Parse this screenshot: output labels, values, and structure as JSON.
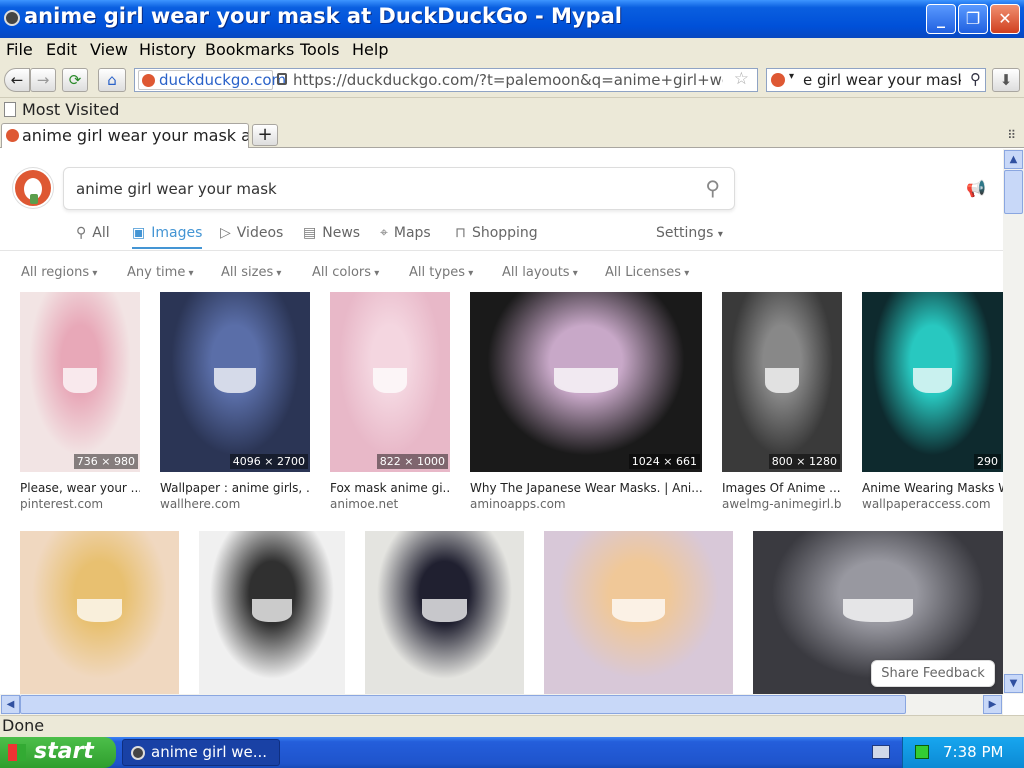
{
  "window": {
    "title": "anime girl wear your mask at DuckDuckGo - Mypal",
    "minimize": "_",
    "maximize": "❐",
    "close": "✕"
  },
  "menu": [
    "File",
    "Edit",
    "View",
    "History",
    "Bookmarks",
    "Tools",
    "Help"
  ],
  "nav": {
    "back": "←",
    "forward": "→",
    "reload": "⟳",
    "home": "⌂",
    "domain": "duckduckgo.com",
    "url": "https://duckduckgo.com/?t=palemoon&q=anime+girl+wear",
    "search_value": "e girl wear your mask",
    "download": "⬇"
  },
  "bookmarks": {
    "label": "Most Visited"
  },
  "tab": {
    "label": "anime girl wear your mask at...",
    "new": "+"
  },
  "search": {
    "query": "anime girl wear your mask"
  },
  "search_tabs": [
    {
      "label": "All",
      "icon": "search-icon"
    },
    {
      "label": "Images",
      "icon": "image-icon"
    },
    {
      "label": "Videos",
      "icon": "play-icon"
    },
    {
      "label": "News",
      "icon": "news-icon"
    },
    {
      "label": "Maps",
      "icon": "pin-icon"
    },
    {
      "label": "Shopping",
      "icon": "bag-icon"
    }
  ],
  "settings": "Settings",
  "filters": [
    "All regions",
    "Any time",
    "All sizes",
    "All colors",
    "All types",
    "All layouts",
    "All Licenses"
  ],
  "results_row1": [
    {
      "dim": "736 × 980",
      "caption": "Please, wear your ...",
      "source": "pinterest.com",
      "bg": "#f2e4e4",
      "fg": "#e8a8b8"
    },
    {
      "dim": "4096 × 2700",
      "caption": "Wallpaper : anime girls, ...",
      "source": "wallhere.com",
      "bg": "#2b3555",
      "fg": "#5a6ea8"
    },
    {
      "dim": "822 × 1000",
      "caption": "Fox mask anime gi...",
      "source": "animoe.net",
      "bg": "#e8b8c8",
      "fg": "#f4d6e0"
    },
    {
      "dim": "1024 × 661",
      "caption": "Why The Japanese Wear Masks. | Ani...",
      "source": "aminoapps.com",
      "bg": "#1a1a1a",
      "fg": "#c8a8c8"
    },
    {
      "dim": "800 × 1280",
      "caption": "Images Of Anime ...",
      "source": "awelmg-animegirl.b...",
      "bg": "#3a3a3a",
      "fg": "#888888"
    },
    {
      "dim": "290",
      "caption": "Anime Wearing Masks W",
      "source": "wallpaperaccess.com",
      "bg": "#0e2a2e",
      "fg": "#28c8c0"
    }
  ],
  "results_row2": [
    {
      "bg": "#f0d8c0",
      "fg": "#e8c070"
    },
    {
      "bg": "#f0f0f0",
      "fg": "#303030"
    },
    {
      "bg": "#e4e4e0",
      "fg": "#202030"
    },
    {
      "bg": "#d8c8d8",
      "fg": "#f0c898"
    },
    {
      "bg": "#3a3a40",
      "fg": "#9898a0"
    }
  ],
  "feedback": "Share Feedback",
  "status": "Done",
  "taskbar": {
    "start": "start",
    "item": "anime girl we...",
    "clock": "7:38 PM"
  }
}
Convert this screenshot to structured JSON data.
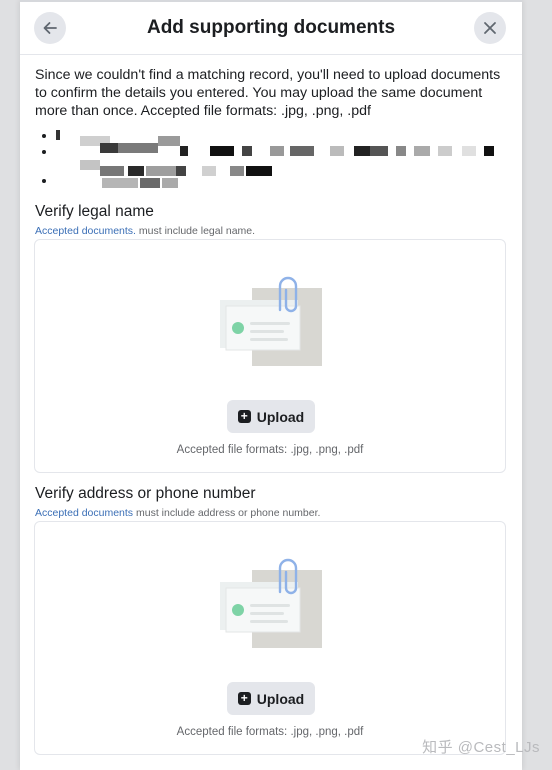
{
  "dialog": {
    "title": "Add supporting documents",
    "back_icon": "arrow-left-icon",
    "close_icon": "close-icon"
  },
  "description": "Since we couldn't find a matching record, you'll need to upload documents to confirm the details you entered. You may upload the same document more than once. Accepted file formats: .jpg, .png, .pdf",
  "sections": [
    {
      "title": "Verify legal name",
      "link": "Accepted documents.",
      "note": " must include legal name.",
      "upload_label": "Upload",
      "formats": "Accepted file formats: .jpg, .png, .pdf"
    },
    {
      "title": "Verify address or phone number",
      "link": "Accepted documents",
      "note": " must include address or phone number.",
      "upload_label": "Upload",
      "formats": "Accepted file formats: .jpg, .png, .pdf"
    }
  ],
  "watermark": "知乎 @Cest_LJs",
  "colors": {
    "link": "#3b6fb6",
    "button_bg": "#e4e6eb",
    "accent_green": "#7ed3a6",
    "clip_blue": "#8fb2e8"
  }
}
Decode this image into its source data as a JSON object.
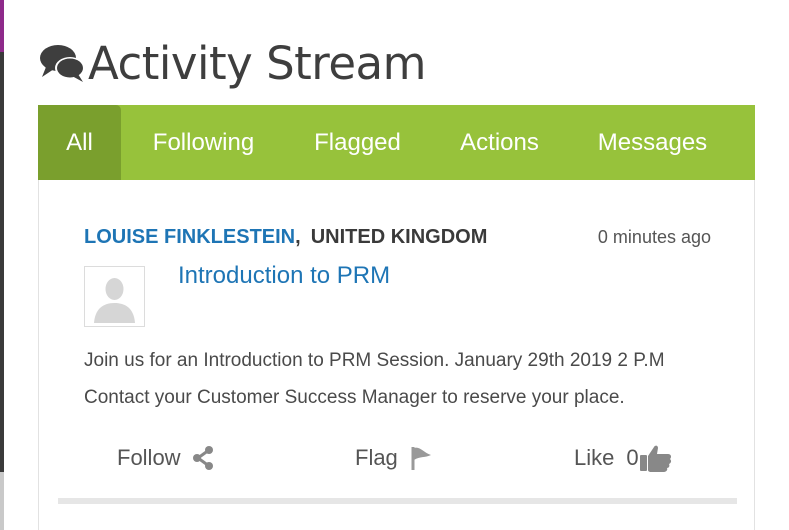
{
  "page": {
    "title": "Activity Stream"
  },
  "tabs": [
    {
      "label": "All",
      "active": true
    },
    {
      "label": "Following",
      "active": false
    },
    {
      "label": "Flagged",
      "active": false
    },
    {
      "label": "Actions",
      "active": false
    },
    {
      "label": "Messages",
      "active": false
    }
  ],
  "post": {
    "author": "LOUISE FINKLESTEIN",
    "separator": ",",
    "location": "UNITED KINGDOM",
    "timestamp": "0 minutes ago",
    "title": "Introduction to PRM",
    "body_lines": [
      "Join us for an Introduction to PRM Session. January 29th 2019 2 P.M",
      "Contact your Customer Success Manager to reserve your place."
    ],
    "actions": {
      "follow_label": "Follow",
      "flag_label": "Flag",
      "like_label": "Like",
      "like_count": "0"
    }
  },
  "icons": {
    "title_icon": "chat-bubbles-icon",
    "follow_icon": "share-icon",
    "flag_icon": "flag-icon",
    "like_icon": "thumbs-up-icon",
    "avatar": "default-user-avatar"
  },
  "colors": {
    "tab_bar": "#97c23b",
    "tab_active": "#7a9f2d",
    "link": "#1e75b5",
    "icon_gray": "#888888"
  }
}
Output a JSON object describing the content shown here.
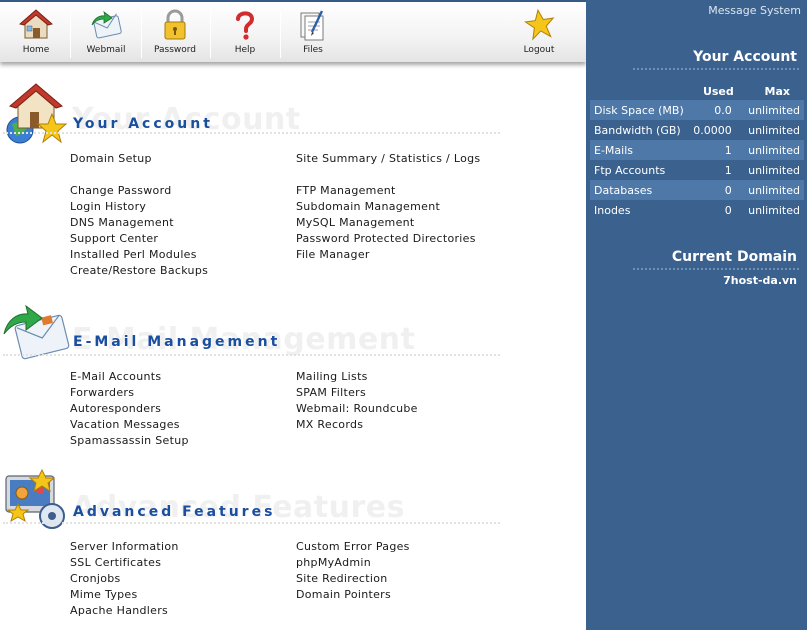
{
  "toolbar": {
    "items": [
      {
        "label": "Home",
        "icon": "home-icon"
      },
      {
        "label": "Webmail",
        "icon": "mail-icon"
      },
      {
        "label": "Password",
        "icon": "padlock-icon"
      },
      {
        "label": "Help",
        "icon": "question-mark-icon"
      },
      {
        "label": "Files",
        "icon": "files-icon"
      },
      {
        "label": "Logout",
        "icon": "star-icon"
      }
    ]
  },
  "sections": {
    "account": {
      "title": "Your Account",
      "watermark": "Your Account",
      "icon": "house-globe-star-icon",
      "col1": [
        "Domain Setup",
        "Change Password",
        "Login History",
        "DNS Management",
        "Support Center",
        "Installed Perl Modules",
        "Create/Restore Backups"
      ],
      "col2": [
        "Site Summary / Statistics / Logs",
        "FTP Management",
        "Subdomain Management",
        "MySQL Management",
        "Password Protected Directories",
        "File Manager"
      ]
    },
    "email": {
      "title": "E-Mail Management",
      "watermark": "E-Mail Management",
      "icon": "envelope-arrow-icon",
      "col1": [
        "E-Mail Accounts",
        "Forwarders",
        "Autoresponders",
        "Vacation Messages",
        "Spamassassin Setup"
      ],
      "col2": [
        "Mailing Lists",
        "SPAM Filters",
        "Webmail: Roundcube",
        "MX Records"
      ]
    },
    "advanced": {
      "title": "Advanced Features",
      "watermark": "Advanced Features",
      "icon": "control-panel-icon",
      "col1": [
        "Server Information",
        "SSL Certificates",
        "Cronjobs",
        "Mime Types",
        "Apache Handlers"
      ],
      "col2": [
        "Custom Error Pages",
        "phpMyAdmin",
        "Site Redirection",
        "Domain Pointers"
      ]
    }
  },
  "sidebar": {
    "message_system": "Message System",
    "account_heading": "Your Account",
    "columns": {
      "used": "Used",
      "max": "Max"
    },
    "rows": [
      {
        "name": "Disk Space (MB)",
        "used": "0.0",
        "max": "unlimited"
      },
      {
        "name": "Bandwidth (GB)",
        "used": "0.0000",
        "max": "unlimited"
      },
      {
        "name": "E-Mails",
        "used": "1",
        "max": "unlimited"
      },
      {
        "name": "Ftp Accounts",
        "used": "1",
        "max": "unlimited"
      },
      {
        "name": "Databases",
        "used": "0",
        "max": "unlimited"
      },
      {
        "name": "Inodes",
        "used": "0",
        "max": "unlimited"
      }
    ],
    "domain_heading": "Current Domain",
    "domain_name": "7host-da.vn"
  },
  "colors": {
    "sidebar_bg": "#3b618f",
    "sidebar_row_alt": "#4e78a8",
    "section_title": "#1a4fa0",
    "toolbar_border": "#355a86"
  }
}
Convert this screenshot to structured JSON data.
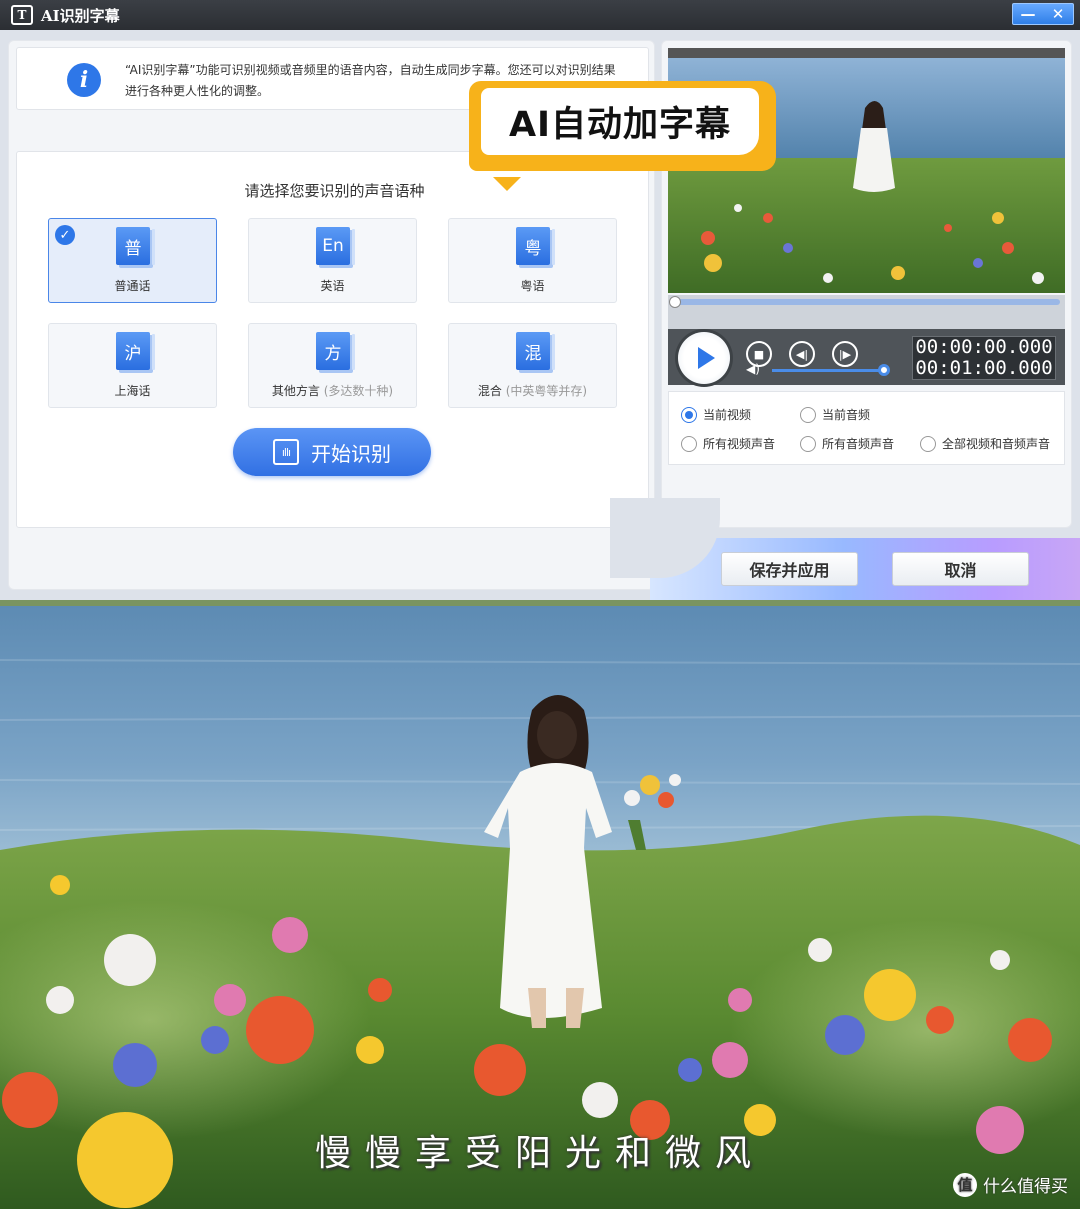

________

● GOAL OF THE EXERCISE
Look through the lines above and collect those with the word "watermark".

● SOLVED PROBLEM
  "watermark": "知乎 @Cest_LJs",
      "watermark": "Your Account",
      "watermark": "E-Mail Management",
      "watermark": "Advanced Features",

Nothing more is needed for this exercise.